== RECORDS FOR PROCESSING
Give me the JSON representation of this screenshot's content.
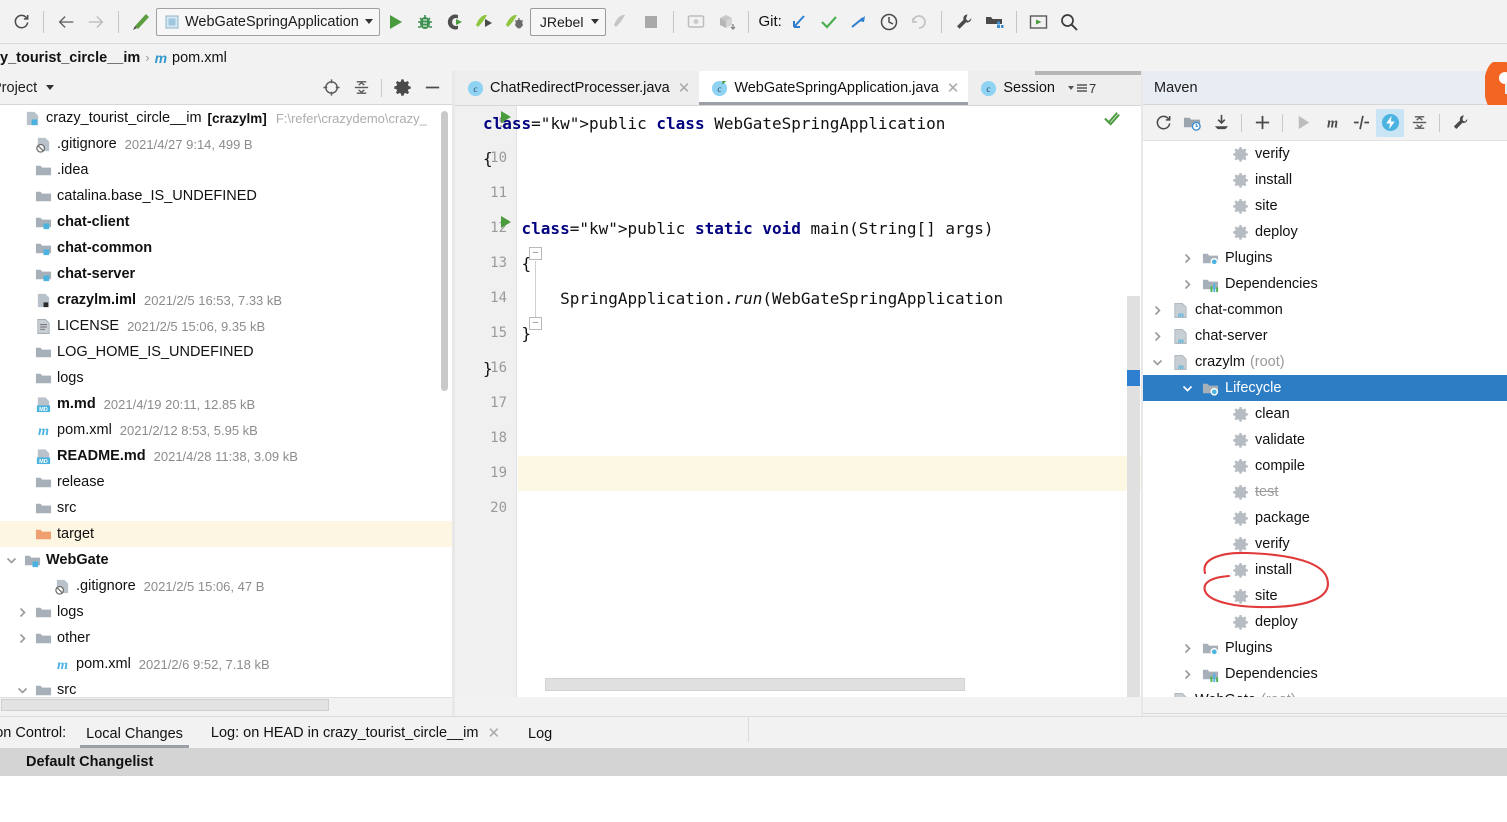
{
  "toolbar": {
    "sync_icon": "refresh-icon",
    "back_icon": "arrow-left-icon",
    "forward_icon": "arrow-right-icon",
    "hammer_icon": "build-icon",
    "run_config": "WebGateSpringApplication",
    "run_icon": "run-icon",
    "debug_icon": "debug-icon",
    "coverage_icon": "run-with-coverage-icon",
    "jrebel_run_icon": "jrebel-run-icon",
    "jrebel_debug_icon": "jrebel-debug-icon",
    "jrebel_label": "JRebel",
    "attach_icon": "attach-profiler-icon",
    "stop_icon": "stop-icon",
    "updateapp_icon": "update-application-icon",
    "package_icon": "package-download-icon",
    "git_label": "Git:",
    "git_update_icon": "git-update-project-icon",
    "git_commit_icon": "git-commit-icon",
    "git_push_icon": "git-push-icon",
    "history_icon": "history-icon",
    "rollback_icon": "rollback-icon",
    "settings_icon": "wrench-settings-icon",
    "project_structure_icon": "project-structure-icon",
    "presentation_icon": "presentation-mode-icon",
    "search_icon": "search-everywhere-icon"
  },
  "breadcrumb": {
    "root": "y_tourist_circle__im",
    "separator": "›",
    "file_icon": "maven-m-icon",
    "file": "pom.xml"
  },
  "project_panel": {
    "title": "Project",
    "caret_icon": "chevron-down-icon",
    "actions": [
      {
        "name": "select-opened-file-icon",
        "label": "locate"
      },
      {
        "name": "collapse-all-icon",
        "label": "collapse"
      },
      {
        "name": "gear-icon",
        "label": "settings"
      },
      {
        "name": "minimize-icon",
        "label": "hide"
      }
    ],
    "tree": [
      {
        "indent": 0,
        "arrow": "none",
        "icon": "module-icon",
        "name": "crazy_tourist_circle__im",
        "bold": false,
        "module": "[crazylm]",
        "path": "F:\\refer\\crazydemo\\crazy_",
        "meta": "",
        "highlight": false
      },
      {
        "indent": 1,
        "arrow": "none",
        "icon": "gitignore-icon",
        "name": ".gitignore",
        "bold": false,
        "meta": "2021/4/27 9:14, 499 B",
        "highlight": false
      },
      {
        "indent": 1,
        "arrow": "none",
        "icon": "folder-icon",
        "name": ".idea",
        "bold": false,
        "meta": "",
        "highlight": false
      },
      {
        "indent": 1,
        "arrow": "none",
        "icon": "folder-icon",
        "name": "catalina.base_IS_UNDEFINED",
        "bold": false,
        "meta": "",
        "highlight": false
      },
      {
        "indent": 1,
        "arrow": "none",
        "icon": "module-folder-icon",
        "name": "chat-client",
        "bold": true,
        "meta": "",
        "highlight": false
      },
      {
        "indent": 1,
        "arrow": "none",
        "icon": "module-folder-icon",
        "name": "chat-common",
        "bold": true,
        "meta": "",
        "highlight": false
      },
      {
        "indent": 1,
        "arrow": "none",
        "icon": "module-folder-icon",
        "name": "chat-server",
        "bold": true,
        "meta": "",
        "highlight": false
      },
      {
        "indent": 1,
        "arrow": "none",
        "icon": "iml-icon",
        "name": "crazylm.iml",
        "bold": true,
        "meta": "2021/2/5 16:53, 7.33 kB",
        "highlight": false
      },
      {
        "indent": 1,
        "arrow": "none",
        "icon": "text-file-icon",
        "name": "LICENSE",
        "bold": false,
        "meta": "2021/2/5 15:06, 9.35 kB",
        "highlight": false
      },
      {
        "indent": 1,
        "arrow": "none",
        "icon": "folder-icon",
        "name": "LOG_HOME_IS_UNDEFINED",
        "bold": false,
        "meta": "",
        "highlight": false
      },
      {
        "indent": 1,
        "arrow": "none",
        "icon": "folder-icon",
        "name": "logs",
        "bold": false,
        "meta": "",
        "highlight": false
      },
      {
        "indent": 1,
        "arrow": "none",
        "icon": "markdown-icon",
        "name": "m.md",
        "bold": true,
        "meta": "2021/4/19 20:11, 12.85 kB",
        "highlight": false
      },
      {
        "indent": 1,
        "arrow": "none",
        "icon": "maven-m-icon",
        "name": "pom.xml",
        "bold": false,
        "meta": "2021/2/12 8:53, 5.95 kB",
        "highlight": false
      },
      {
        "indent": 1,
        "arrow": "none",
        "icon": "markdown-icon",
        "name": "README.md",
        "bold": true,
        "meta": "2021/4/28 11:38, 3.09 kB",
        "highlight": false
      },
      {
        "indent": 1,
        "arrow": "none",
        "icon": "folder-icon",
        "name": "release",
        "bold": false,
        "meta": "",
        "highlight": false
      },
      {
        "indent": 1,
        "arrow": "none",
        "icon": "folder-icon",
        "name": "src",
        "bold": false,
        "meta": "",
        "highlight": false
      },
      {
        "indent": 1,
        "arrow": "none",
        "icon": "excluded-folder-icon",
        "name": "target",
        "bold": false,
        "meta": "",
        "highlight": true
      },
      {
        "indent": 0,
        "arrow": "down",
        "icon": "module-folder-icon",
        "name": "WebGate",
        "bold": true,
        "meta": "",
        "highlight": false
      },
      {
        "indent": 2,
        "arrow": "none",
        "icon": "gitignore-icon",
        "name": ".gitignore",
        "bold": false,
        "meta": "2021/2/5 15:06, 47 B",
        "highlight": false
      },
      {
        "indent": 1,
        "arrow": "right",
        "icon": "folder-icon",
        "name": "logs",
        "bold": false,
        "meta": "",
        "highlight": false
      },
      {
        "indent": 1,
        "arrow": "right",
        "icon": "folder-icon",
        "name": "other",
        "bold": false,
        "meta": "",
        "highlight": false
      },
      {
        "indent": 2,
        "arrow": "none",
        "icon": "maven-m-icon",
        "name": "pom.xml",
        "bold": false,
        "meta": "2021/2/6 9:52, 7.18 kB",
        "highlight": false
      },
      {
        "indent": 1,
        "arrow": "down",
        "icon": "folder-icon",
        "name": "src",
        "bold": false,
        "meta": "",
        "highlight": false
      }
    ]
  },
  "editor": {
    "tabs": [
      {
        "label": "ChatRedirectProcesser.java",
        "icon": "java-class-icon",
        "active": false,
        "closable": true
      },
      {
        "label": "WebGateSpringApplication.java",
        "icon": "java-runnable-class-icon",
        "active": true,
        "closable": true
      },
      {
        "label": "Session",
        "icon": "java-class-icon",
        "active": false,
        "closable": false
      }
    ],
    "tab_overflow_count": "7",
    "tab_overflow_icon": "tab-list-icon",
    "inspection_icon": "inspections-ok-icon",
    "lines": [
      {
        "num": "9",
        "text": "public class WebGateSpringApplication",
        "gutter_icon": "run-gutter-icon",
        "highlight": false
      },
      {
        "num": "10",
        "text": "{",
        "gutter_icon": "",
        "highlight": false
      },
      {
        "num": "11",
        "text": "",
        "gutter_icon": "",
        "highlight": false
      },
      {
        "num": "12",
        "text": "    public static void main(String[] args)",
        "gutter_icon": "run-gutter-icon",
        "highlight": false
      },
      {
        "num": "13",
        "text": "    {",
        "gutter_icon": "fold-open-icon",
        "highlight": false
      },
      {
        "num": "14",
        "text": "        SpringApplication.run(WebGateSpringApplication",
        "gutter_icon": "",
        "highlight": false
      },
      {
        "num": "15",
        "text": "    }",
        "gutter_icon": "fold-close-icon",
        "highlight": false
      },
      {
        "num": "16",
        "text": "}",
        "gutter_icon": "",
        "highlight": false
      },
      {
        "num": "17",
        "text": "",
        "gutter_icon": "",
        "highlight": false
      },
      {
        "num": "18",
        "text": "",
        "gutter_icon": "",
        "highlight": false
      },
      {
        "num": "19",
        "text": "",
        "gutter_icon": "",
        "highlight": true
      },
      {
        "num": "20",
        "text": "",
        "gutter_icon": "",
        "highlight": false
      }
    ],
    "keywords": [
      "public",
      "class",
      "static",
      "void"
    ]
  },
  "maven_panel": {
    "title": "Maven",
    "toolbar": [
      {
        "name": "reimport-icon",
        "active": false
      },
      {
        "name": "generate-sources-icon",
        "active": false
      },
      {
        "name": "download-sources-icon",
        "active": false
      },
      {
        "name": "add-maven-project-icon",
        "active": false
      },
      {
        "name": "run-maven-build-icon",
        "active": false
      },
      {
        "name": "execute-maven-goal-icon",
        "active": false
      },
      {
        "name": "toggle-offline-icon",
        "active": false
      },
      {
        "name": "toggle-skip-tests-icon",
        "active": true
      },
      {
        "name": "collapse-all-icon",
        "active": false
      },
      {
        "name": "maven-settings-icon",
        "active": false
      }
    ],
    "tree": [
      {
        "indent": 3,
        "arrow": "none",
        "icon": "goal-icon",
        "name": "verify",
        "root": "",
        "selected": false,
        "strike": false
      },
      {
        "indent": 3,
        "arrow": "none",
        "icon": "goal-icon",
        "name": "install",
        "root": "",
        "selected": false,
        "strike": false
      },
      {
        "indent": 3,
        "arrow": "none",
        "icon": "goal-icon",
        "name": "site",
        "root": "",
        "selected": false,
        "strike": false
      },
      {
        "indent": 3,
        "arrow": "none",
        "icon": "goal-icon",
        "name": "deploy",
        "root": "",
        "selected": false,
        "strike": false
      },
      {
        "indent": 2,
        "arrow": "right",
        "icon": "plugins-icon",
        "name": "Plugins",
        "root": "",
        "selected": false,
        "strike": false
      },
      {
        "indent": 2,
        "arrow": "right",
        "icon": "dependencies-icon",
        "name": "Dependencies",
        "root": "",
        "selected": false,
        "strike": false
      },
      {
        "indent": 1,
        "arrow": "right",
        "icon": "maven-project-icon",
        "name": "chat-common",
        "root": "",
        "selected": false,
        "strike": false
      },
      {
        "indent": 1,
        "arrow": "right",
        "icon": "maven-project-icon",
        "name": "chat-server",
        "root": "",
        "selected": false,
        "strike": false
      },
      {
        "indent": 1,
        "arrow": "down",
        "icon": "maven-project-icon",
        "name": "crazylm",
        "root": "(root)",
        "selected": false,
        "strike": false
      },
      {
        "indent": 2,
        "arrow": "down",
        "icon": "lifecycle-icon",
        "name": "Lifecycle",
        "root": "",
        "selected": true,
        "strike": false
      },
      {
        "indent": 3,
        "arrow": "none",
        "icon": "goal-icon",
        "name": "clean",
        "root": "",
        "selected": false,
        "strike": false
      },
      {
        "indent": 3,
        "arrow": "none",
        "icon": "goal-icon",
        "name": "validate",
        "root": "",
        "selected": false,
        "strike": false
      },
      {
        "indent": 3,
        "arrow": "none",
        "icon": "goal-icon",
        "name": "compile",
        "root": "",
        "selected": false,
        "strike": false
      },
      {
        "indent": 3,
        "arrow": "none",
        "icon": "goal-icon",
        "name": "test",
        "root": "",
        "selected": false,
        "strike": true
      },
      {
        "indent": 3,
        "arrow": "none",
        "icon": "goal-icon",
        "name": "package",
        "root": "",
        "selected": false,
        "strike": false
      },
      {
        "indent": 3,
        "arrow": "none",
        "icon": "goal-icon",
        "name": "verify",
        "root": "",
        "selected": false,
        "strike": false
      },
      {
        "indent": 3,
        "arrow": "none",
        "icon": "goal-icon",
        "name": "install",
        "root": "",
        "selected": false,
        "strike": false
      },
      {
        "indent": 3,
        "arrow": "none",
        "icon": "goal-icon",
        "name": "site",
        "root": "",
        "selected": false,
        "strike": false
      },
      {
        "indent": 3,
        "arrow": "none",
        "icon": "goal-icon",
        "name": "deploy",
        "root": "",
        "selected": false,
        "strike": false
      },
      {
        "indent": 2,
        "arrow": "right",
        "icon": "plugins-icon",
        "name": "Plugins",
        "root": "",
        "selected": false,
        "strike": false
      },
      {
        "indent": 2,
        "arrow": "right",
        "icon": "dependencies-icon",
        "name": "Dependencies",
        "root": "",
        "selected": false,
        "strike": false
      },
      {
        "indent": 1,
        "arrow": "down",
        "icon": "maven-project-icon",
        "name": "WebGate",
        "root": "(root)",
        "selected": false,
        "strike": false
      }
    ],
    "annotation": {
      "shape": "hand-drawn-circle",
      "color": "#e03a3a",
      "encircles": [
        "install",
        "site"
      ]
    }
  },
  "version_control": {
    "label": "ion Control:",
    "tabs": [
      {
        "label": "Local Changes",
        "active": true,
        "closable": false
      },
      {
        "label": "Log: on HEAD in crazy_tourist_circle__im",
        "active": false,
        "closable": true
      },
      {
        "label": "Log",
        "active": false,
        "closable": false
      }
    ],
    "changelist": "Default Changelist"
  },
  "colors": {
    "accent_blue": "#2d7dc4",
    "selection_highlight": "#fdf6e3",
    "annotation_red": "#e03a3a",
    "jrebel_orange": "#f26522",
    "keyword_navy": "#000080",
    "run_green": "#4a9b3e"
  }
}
====
== RECORDS FOR PROCESSING
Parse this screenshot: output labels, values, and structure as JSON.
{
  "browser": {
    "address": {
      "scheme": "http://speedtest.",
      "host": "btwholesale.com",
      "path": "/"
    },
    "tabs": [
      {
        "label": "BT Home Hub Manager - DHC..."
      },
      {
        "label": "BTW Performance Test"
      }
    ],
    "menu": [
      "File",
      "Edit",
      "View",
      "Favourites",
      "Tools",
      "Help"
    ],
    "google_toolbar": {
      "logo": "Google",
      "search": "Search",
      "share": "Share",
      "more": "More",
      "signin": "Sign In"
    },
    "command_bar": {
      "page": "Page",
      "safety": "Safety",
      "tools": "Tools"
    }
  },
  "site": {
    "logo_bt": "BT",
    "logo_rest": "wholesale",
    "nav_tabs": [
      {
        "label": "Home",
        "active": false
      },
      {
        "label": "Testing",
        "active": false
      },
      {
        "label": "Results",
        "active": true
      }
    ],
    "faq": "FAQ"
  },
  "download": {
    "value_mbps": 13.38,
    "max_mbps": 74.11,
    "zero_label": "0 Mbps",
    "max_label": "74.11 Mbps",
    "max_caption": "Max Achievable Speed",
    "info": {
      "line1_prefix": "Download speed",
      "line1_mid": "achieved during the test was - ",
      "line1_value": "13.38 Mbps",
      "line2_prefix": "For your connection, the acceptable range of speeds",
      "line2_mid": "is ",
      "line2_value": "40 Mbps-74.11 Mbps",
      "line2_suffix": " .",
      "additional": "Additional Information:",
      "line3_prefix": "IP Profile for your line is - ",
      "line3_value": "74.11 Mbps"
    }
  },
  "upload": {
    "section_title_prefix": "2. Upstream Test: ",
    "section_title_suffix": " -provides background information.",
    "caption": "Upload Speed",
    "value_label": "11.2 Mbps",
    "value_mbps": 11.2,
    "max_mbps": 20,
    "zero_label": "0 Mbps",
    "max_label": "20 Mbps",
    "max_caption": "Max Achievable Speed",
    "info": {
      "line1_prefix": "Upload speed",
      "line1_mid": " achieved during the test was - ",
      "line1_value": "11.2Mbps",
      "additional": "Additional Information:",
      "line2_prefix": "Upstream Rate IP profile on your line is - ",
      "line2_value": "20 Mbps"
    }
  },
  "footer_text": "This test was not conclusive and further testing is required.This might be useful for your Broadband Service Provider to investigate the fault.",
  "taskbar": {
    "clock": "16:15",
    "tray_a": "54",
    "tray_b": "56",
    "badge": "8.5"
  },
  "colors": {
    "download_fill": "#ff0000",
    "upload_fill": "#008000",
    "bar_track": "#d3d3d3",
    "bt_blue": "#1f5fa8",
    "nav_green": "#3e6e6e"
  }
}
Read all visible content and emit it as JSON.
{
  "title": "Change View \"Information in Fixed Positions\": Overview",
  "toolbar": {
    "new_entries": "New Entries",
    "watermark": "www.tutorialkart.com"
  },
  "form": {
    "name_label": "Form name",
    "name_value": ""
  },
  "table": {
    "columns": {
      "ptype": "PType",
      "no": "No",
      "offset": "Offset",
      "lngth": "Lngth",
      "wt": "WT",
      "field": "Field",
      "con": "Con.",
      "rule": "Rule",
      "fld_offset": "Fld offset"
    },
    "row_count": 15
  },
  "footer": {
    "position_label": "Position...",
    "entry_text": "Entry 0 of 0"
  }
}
====
THE PROBLEM: Copy all lines of the material above where the string "void" occurs.

RESPONSE:
        "text": "    public static void main(String[] args)",
      "void"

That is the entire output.